**Task details:**
Repeat everything in the material exactly.

**Provided material:**
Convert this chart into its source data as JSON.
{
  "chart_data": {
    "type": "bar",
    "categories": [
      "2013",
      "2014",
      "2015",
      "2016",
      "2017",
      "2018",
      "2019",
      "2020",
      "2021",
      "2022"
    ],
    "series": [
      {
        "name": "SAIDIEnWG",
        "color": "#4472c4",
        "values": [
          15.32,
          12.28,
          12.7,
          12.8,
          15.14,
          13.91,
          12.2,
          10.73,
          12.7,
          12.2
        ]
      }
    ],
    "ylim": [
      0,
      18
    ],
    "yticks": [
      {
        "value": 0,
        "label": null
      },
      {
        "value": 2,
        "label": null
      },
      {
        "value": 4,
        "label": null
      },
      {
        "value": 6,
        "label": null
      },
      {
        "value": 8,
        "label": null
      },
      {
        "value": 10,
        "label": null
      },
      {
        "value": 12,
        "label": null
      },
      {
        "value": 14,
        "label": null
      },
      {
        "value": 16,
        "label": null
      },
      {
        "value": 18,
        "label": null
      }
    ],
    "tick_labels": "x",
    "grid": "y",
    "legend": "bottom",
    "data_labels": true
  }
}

**Right answer:**
Convert this chart into its source data as JSON.
{
  "chart_data": {
    "type": "bar",
    "categories": [
      "2013",
      "2014",
      "2015",
      "2016",
      "2017",
      "2018",
      "2019",
      "2020",
      "2021",
      "2022"
    ],
    "series": [
      {
        "name": "SAIDIEnWG",
        "color": "#4472c4",
        "values": [
          15.32,
          12.28,
          12.7,
          12.8,
          15.14,
          13.91,
          12.2,
          10.73,
          12.7,
          12.2
        ]
      }
    ],
    "ylim": [
      0,
      18
    ],
    "yticks": [
      {
        "value": 0,
        "label": null
      },
      {
        "value": 2,
        "label": null
      },
      {
        "value": 4,
        "label": null
      },
      {
        "value": 6,
        "label": null
      },
      {
        "value": 8,
        "label": null
      },
      {
        "value": 10,
        "label": null
      },
      {
        "value": 12,
        "label": null
      },
      {
        "value": 14,
        "label": null
      },
      {
        "value": 16,
        "label": null
      },
      {
        "value": 18,
        "label": null
      }
    ],
    "tick_labels": "x",
    "grid": "y",
    "legend": "bottom",
    "data_labels": true
  }
}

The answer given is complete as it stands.